## PROBLEM TO SOLVE
Collect all lines containing the word "novembre" from the data.

## SUPPLIED DATA

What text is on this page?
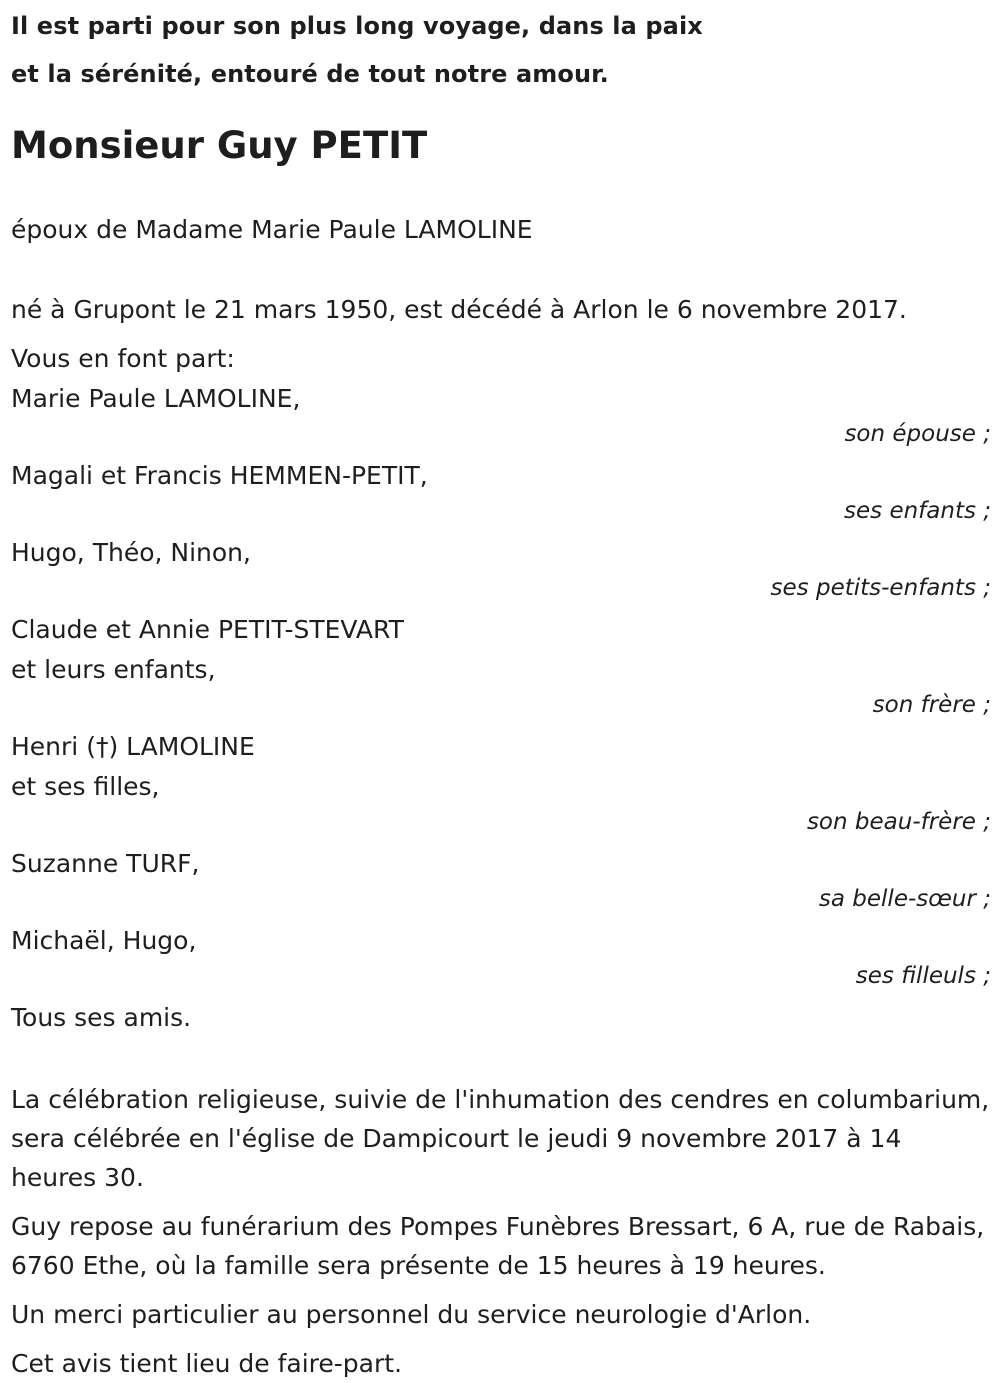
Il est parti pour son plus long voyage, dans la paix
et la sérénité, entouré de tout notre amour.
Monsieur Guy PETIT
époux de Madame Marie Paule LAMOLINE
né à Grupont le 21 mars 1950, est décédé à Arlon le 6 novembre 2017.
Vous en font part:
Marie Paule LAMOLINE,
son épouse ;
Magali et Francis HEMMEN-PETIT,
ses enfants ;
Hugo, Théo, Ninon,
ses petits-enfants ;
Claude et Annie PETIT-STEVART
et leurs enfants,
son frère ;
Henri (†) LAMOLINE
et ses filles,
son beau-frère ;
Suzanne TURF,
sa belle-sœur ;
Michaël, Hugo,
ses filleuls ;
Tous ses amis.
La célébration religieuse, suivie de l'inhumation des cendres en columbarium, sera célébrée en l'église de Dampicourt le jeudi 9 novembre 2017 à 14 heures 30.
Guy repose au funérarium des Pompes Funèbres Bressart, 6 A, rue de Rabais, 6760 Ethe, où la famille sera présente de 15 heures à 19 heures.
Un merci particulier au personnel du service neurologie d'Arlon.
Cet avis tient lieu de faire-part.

...

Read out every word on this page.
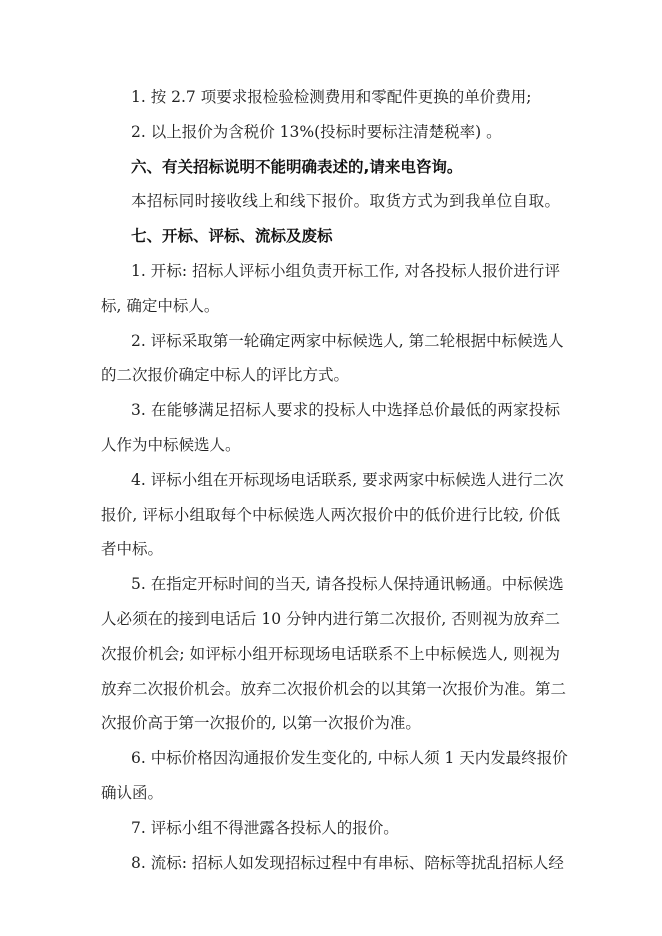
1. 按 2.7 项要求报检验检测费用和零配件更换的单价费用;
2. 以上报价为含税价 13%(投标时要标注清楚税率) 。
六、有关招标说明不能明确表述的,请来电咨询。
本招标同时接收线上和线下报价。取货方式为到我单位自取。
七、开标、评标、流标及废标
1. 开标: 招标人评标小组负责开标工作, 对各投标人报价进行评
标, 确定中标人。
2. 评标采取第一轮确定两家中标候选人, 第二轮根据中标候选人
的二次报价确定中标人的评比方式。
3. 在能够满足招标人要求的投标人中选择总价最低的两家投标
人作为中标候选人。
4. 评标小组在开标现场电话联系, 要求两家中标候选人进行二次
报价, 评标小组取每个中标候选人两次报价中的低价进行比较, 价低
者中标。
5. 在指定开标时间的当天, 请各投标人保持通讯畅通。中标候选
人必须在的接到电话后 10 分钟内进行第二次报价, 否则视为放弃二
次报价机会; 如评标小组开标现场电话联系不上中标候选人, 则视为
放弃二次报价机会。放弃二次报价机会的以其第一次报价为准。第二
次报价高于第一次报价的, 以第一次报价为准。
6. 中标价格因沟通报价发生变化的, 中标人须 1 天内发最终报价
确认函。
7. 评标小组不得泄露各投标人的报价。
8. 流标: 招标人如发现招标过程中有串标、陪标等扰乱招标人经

## WRITTEN RESPONSE
né à Grupont le 21 mars 1950, est décédé à Arlon le 6 novembre 2017.
La célébration religieuse, suivie de l'inhumation des cendres en columbarium, sera célébrée en l'église de Dampicourt le jeudi 9 novembre 2017 à 14 heures 30.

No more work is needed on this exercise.